Copy out the listing that follows, exactly, without its pictures.

──────── Given information ────────

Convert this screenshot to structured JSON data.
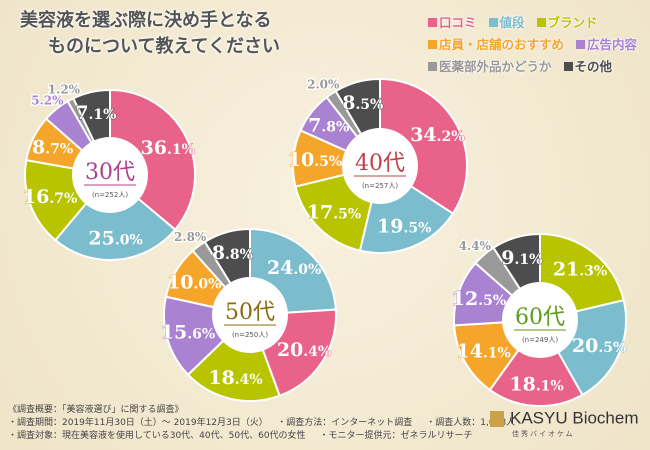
{
  "title": {
    "line1": "美容液を選ぶ際に決め手となる",
    "line2": "ものについて教えてください"
  },
  "legend": [
    {
      "label": "口コミ",
      "color": "#e9628a"
    },
    {
      "label": "値段",
      "color": "#7bbccd"
    },
    {
      "label": "ブランド",
      "color": "#b9c400"
    },
    {
      "label": "店員・店舗のおすすめ",
      "color": "#f5a52a"
    },
    {
      "label": "広告内容",
      "color": "#a982d2"
    },
    {
      "label": "医薬部外品かどうか",
      "color": "#999999"
    },
    {
      "label": "その他",
      "color": "#4d4d4d"
    }
  ],
  "chart_data": [
    {
      "type": "pie",
      "title": "30代",
      "n": "(n=252人)",
      "title_color": "#b0408f",
      "slices": [
        {
          "cat": "口コミ",
          "value": 36.1
        },
        {
          "cat": "値段",
          "value": 25.0
        },
        {
          "cat": "ブランド",
          "value": 16.7
        },
        {
          "cat": "店員・店舗のおすすめ",
          "value": 8.7
        },
        {
          "cat": "広告内容",
          "value": 5.2
        },
        {
          "cat": "医薬部外品かどうか",
          "value": 1.2
        },
        {
          "cat": "その他",
          "value": 7.1
        }
      ]
    },
    {
      "type": "pie",
      "title": "40代",
      "n": "(n=257人)",
      "title_color": "#c0404a",
      "slices": [
        {
          "cat": "口コミ",
          "value": 34.2
        },
        {
          "cat": "値段",
          "value": 19.5
        },
        {
          "cat": "ブランド",
          "value": 17.5
        },
        {
          "cat": "店員・店舗のおすすめ",
          "value": 10.5
        },
        {
          "cat": "広告内容",
          "value": 7.8
        },
        {
          "cat": "医薬部外品かどうか",
          "value": 2.0
        },
        {
          "cat": "その他",
          "value": 8.5
        }
      ]
    },
    {
      "type": "pie",
      "title": "50代",
      "n": "(n=250人)",
      "title_color": "#8a6a10",
      "slices": [
        {
          "cat": "値段",
          "value": 24.0
        },
        {
          "cat": "口コミ",
          "value": 20.4
        },
        {
          "cat": "ブランド",
          "value": 18.4
        },
        {
          "cat": "広告内容",
          "value": 15.6
        },
        {
          "cat": "店員・店舗のおすすめ",
          "value": 10.0
        },
        {
          "cat": "医薬部外品かどうか",
          "value": 2.8
        },
        {
          "cat": "その他",
          "value": 8.8
        }
      ]
    },
    {
      "type": "pie",
      "title": "60代",
      "n": "(n=249人)",
      "title_color": "#5f9a1a",
      "slices": [
        {
          "cat": "ブランド",
          "value": 21.3
        },
        {
          "cat": "値段",
          "value": 20.5
        },
        {
          "cat": "口コミ",
          "value": 18.1
        },
        {
          "cat": "店員・店舗のおすすめ",
          "value": 14.1
        },
        {
          "cat": "広告内容",
          "value": 12.5
        },
        {
          "cat": "医薬部外品かどうか",
          "value": 4.4
        },
        {
          "cat": "その他",
          "value": 9.1
        }
      ]
    }
  ],
  "footer": {
    "heading": "《調査概要：「美容液選び」に関する調査》",
    "period": "・調査期間：2019年11月30日（土）～ 2019年12月3日（火）",
    "method": "・調査方法：インターネット調査",
    "count": "・調査人数：1,008人",
    "target": "・調査対象：現在美容液を使用している30代、40代、50代、60代の女性",
    "monitor": "・モニター提供元：ゼネラルリサーチ"
  },
  "logo": {
    "name": "KASYU Biochem",
    "sub": "佳秀バイオケム"
  }
}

────────

→ Result for this exercise
Convert this screenshot to structured JSON data.
{
  "title": {
    "line1": "美容液を選ぶ際に決め手となる",
    "line2": "ものについて教えてください"
  },
  "legend": [
    {
      "label": "口コミ",
      "color": "#e9628a"
    },
    {
      "label": "値段",
      "color": "#7bbccd"
    },
    {
      "label": "ブランド",
      "color": "#b9c400"
    },
    {
      "label": "店員・店舗のおすすめ",
      "color": "#f5a52a"
    },
    {
      "label": "広告内容",
      "color": "#a982d2"
    },
    {
      "label": "医薬部外品かどうか",
      "color": "#999999"
    },
    {
      "label": "その他",
      "color": "#4d4d4d"
    }
  ],
  "chart_data": [
    {
      "type": "pie",
      "title": "30代",
      "n": "(n=252人)",
      "title_color": "#b0408f",
      "slices": [
        {
          "cat": "口コミ",
          "value": 36.1
        },
        {
          "cat": "値段",
          "value": 25.0
        },
        {
          "cat": "ブランド",
          "value": 16.7
        },
        {
          "cat": "店員・店舗のおすすめ",
          "value": 8.7
        },
        {
          "cat": "広告内容",
          "value": 5.2
        },
        {
          "cat": "医薬部外品かどうか",
          "value": 1.2
        },
        {
          "cat": "その他",
          "value": 7.1
        }
      ]
    },
    {
      "type": "pie",
      "title": "40代",
      "n": "(n=257人)",
      "title_color": "#c0404a",
      "slices": [
        {
          "cat": "口コミ",
          "value": 34.2
        },
        {
          "cat": "値段",
          "value": 19.5
        },
        {
          "cat": "ブランド",
          "value": 17.5
        },
        {
          "cat": "店員・店舗のおすすめ",
          "value": 10.5
        },
        {
          "cat": "広告内容",
          "value": 7.8
        },
        {
          "cat": "医薬部外品かどうか",
          "value": 2.0
        },
        {
          "cat": "その他",
          "value": 8.5
        }
      ]
    },
    {
      "type": "pie",
      "title": "50代",
      "n": "(n=250人)",
      "title_color": "#8a6a10",
      "slices": [
        {
          "cat": "値段",
          "value": 24.0
        },
        {
          "cat": "口コミ",
          "value": 20.4
        },
        {
          "cat": "ブランド",
          "value": 18.4
        },
        {
          "cat": "広告内容",
          "value": 15.6
        },
        {
          "cat": "店員・店舗のおすすめ",
          "value": 10.0
        },
        {
          "cat": "医薬部外品かどうか",
          "value": 2.8
        },
        {
          "cat": "その他",
          "value": 8.8
        }
      ]
    },
    {
      "type": "pie",
      "title": "60代",
      "n": "(n=249人)",
      "title_color": "#5f9a1a",
      "slices": [
        {
          "cat": "ブランド",
          "value": 21.3
        },
        {
          "cat": "値段",
          "value": 20.5
        },
        {
          "cat": "口コミ",
          "value": 18.1
        },
        {
          "cat": "店員・店舗のおすすめ",
          "value": 14.1
        },
        {
          "cat": "広告内容",
          "value": 12.5
        },
        {
          "cat": "医薬部外品かどうか",
          "value": 4.4
        },
        {
          "cat": "その他",
          "value": 9.1
        }
      ]
    }
  ],
  "footer": {
    "heading": "《調査概要：「美容液選び」に関する調査》",
    "period": "・調査期間：2019年11月30日（土）～ 2019年12月3日（火）",
    "method": "・調査方法：インターネット調査",
    "count": "・調査人数：1,008人",
    "target": "・調査対象：現在美容液を使用している30代、40代、50代、60代の女性",
    "monitor": "・モニター提供元：ゼネラルリサーチ"
  },
  "logo": {
    "name": "KASYU Biochem",
    "sub": "佳秀バイオケム"
  }
}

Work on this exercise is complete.